* Begin Supplied data *

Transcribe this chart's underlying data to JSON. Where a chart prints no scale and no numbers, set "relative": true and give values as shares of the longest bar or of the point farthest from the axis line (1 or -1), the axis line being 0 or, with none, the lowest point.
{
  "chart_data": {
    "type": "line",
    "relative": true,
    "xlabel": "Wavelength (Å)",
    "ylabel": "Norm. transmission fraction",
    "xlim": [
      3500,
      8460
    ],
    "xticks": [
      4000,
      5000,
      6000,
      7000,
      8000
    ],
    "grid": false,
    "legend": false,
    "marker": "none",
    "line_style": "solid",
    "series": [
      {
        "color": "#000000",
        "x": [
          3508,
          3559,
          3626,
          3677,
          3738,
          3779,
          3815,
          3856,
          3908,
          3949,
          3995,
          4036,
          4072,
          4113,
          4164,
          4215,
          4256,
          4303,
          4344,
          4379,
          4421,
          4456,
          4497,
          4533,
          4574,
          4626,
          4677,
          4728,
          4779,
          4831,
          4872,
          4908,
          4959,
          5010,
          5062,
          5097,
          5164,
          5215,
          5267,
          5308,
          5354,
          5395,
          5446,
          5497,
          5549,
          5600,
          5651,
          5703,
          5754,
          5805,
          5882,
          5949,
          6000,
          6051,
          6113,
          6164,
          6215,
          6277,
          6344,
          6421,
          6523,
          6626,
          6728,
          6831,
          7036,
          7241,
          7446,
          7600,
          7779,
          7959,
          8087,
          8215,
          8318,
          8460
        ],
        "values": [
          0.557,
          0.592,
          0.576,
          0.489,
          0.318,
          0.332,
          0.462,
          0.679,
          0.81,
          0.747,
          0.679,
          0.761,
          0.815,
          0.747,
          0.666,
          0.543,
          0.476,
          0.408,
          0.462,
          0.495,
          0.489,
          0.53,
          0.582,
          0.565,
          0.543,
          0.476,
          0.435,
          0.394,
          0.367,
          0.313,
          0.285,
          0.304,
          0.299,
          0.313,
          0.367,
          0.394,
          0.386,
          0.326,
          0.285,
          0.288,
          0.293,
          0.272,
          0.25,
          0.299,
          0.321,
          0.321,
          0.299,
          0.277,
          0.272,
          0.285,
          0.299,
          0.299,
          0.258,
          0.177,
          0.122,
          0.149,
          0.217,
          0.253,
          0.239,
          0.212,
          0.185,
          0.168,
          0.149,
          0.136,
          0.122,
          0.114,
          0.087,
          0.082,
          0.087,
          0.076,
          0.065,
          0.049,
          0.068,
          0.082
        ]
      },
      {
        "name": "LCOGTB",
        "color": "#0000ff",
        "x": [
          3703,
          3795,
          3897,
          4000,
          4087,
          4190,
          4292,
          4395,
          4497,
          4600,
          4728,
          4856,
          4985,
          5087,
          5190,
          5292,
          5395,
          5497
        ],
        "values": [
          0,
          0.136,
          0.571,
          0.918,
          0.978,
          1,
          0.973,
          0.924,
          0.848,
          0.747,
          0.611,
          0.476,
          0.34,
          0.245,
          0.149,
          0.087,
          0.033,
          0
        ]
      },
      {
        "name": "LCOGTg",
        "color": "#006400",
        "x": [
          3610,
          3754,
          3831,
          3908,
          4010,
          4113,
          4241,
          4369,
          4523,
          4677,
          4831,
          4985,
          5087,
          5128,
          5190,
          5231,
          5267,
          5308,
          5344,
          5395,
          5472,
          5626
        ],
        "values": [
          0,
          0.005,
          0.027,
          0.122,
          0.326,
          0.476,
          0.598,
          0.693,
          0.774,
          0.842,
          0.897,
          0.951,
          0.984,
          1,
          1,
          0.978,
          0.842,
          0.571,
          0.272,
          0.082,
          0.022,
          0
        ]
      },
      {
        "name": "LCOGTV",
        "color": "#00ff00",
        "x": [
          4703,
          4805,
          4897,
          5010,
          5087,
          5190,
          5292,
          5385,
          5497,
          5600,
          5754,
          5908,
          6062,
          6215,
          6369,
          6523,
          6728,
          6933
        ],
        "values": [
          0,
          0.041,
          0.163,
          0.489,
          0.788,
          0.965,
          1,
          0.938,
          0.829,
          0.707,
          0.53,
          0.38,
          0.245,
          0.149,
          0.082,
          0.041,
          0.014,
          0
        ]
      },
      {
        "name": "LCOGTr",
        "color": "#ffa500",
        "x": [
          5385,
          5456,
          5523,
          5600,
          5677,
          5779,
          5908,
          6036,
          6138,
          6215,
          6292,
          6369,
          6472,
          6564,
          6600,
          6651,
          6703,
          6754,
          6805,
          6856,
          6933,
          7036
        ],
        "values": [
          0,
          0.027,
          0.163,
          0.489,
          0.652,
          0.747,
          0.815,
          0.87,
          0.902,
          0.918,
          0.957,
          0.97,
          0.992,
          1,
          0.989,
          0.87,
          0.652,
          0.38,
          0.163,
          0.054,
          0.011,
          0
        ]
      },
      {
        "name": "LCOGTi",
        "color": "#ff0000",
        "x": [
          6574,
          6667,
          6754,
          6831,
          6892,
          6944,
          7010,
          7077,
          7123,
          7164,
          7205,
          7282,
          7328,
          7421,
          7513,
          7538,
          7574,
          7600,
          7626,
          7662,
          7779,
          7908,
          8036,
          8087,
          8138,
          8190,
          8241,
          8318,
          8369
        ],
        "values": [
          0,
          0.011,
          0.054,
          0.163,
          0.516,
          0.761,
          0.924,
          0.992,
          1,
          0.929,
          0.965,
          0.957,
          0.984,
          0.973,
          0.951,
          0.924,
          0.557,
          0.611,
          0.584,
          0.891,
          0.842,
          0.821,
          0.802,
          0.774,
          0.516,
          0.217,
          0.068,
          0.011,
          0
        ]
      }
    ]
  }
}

* End Supplied data *

### Given problem:
Copy each line of the listing that holds the word "name".

### Correct result:
        "name": "LCOGTB",
        "name": "LCOGTg",
        "name": "LCOGTV",
        "name": "LCOGTr",
        "name": "LCOGTi",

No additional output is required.